--- Start of Items ---

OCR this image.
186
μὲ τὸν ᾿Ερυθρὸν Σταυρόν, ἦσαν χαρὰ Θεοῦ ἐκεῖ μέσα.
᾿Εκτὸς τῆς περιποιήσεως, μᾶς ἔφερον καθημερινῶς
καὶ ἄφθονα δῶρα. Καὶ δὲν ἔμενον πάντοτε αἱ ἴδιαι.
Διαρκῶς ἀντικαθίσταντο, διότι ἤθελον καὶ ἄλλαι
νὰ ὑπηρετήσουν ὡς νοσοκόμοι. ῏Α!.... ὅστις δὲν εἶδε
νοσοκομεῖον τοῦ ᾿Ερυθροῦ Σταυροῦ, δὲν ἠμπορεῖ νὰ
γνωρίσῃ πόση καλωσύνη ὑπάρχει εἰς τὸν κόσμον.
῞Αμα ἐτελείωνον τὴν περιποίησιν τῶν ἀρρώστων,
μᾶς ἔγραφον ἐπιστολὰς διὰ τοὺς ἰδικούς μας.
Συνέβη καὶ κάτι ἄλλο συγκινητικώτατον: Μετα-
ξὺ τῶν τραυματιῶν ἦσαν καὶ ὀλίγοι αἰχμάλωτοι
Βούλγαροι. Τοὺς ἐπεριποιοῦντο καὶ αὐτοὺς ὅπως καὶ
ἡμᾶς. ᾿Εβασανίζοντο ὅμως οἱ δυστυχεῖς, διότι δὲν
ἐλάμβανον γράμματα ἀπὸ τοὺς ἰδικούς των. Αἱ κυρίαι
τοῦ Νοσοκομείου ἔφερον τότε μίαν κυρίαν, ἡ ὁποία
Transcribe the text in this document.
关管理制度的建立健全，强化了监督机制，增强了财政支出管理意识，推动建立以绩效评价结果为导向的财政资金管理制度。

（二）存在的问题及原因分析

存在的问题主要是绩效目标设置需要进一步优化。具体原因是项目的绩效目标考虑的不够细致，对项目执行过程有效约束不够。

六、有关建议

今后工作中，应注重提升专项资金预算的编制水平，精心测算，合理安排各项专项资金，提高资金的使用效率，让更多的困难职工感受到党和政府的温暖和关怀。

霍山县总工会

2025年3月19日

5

--- End of Items ---

**Short exercise:** Can you restate every record above word for word?

**Correct result:**
OCR this image.
186
μὲ τὸν ᾿Ερυθρὸν Σταυρόν, ἦσαν χαρὰ Θεοῦ ἐκεῖ μέσα.
᾿Εκτὸς τῆς περιποιήσεως, μᾶς ἔφερον καθημερινῶς
καὶ ἄφθονα δῶρα. Καὶ δὲν ἔμενον πάντοτε αἱ ἴδιαι.
Διαρκῶς ἀντικαθίσταντο, διότι ἤθελον καὶ ἄλλαι
νὰ ὑπηρετήσουν ὡς νοσοκόμοι. ῏Α!.... ὅστις δὲν εἶδε
νοσοκομεῖον τοῦ ᾿Ερυθροῦ Σταυροῦ, δὲν ἠμπορεῖ νὰ
γνωρίσῃ πόση καλωσύνη ὑπάρχει εἰς τὸν κόσμον.
῞Αμα ἐτελείωνον τὴν περιποίησιν τῶν ἀρρώστων,
μᾶς ἔγραφον ἐπιστολὰς διὰ τοὺς ἰδικούς μας.
Συνέβη καὶ κάτι ἄλλο συγκινητικώτατον: Μετα-
ξὺ τῶν τραυματιῶν ἦσαν καὶ ὀλίγοι αἰχμάλωτοι
Βούλγαροι. Τοὺς ἐπεριποιοῦντο καὶ αὐτοὺς ὅπως καὶ
ἡμᾶς. ᾿Εβασανίζοντο ὅμως οἱ δυστυχεῖς, διότι δὲν
ἐλάμβανον γράμματα ἀπὸ τοὺς ἰδικούς των. Αἱ κυρίαι
τοῦ Νοσοκομείου ἔφερον τότε μίαν κυρίαν, ἡ ὁποία
Transcribe the text in this document.
关管理制度的建立健全，强化了监督机制，增强了财政支出管理意识，推动建立以绩效评价结果为导向的财政资金管理制度。

（二）存在的问题及原因分析

存在的问题主要是绩效目标设置需要进一步优化。具体原因是项目的绩效目标考虑的不够细致，对项目执行过程有效约束不够。

六、有关建议

今后工作中，应注重提升专项资金预算的编制水平，精心测算，合理安排各项专项资金，提高资金的使用效率，让更多的困难职工感受到党和政府的温暖和关怀。

霍山县总工会

2025年3月19日

5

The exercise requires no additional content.